▶ DIRECTIONS:
Will you write out all the entries below exactly?
— START DATA EXCERPTS —
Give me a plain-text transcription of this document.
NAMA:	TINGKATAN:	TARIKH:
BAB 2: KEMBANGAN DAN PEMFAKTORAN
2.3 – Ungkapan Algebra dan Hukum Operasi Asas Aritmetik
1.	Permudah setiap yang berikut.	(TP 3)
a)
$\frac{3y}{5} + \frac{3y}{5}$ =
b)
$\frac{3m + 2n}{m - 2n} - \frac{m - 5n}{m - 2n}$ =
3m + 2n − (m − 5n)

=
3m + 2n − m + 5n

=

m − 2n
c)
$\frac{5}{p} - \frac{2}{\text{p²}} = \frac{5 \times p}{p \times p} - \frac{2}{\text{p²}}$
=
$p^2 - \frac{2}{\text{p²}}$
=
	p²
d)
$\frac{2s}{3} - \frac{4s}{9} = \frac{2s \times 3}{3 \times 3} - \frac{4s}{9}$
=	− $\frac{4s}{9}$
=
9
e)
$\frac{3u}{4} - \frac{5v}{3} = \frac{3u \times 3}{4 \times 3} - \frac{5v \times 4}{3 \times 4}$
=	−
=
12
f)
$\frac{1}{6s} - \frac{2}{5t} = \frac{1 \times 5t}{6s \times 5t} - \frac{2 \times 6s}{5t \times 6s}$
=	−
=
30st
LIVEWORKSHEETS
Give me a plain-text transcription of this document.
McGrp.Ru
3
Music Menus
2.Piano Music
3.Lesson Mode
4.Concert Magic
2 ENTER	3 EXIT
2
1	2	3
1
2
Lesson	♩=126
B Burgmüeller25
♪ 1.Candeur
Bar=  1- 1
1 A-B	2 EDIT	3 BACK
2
— END DATA EXCERPTS —
▶ WORKED ANSWER:
Give me a plain-text transcription of this document.
NAMA:	TINGKATAN:	TARIKH:
BAB 2: KEMBANGAN DAN PEMFAKTORAN
2.3 – Ungkapan Algebra dan Hukum Operasi Asas Aritmetik
1.	Permudah setiap yang berikut.	(TP 3)
a)
$\frac{3y}{5} + \frac{3y}{5}$ =
b)
$\frac{3m + 2n}{m - 2n} - \frac{m - 5n}{m - 2n}$ =
3m + 2n − (m − 5n)

=
3m + 2n − m + 5n

=

m − 2n
c)
$\frac{5}{p} - \frac{2}{\text{p²}} = \frac{5 \times p}{p \times p} - \frac{2}{\text{p²}}$
=
$p^2 - \frac{2}{\text{p²}}$
=
	p²
d)
$\frac{2s}{3} - \frac{4s}{9} = \frac{2s \times 3}{3 \times 3} - \frac{4s}{9}$
=	− $\frac{4s}{9}$
=
9
e)
$\frac{3u}{4} - \frac{5v}{3} = \frac{3u \times 3}{4 \times 3} - \frac{5v \times 4}{3 \times 4}$
=	−
=
12
f)
$\frac{1}{6s} - \frac{2}{5t} = \frac{1 \times 5t}{6s \times 5t} - \frac{2 \times 6s}{5t \times 6s}$
=	−
=
30st
LIVEWORKSHEETS
Give me a plain-text transcription of this document.
McGrp.Ru
3
Music Menus
2.Piano Music
3.Lesson Mode
4.Concert Magic
2 ENTER	3 EXIT
2
1	2	3
1
2
Lesson	♩=126
B Burgmüeller25
♪ 1.Candeur
Bar=  1- 1
1 A-B	2 EDIT	3 BACK
2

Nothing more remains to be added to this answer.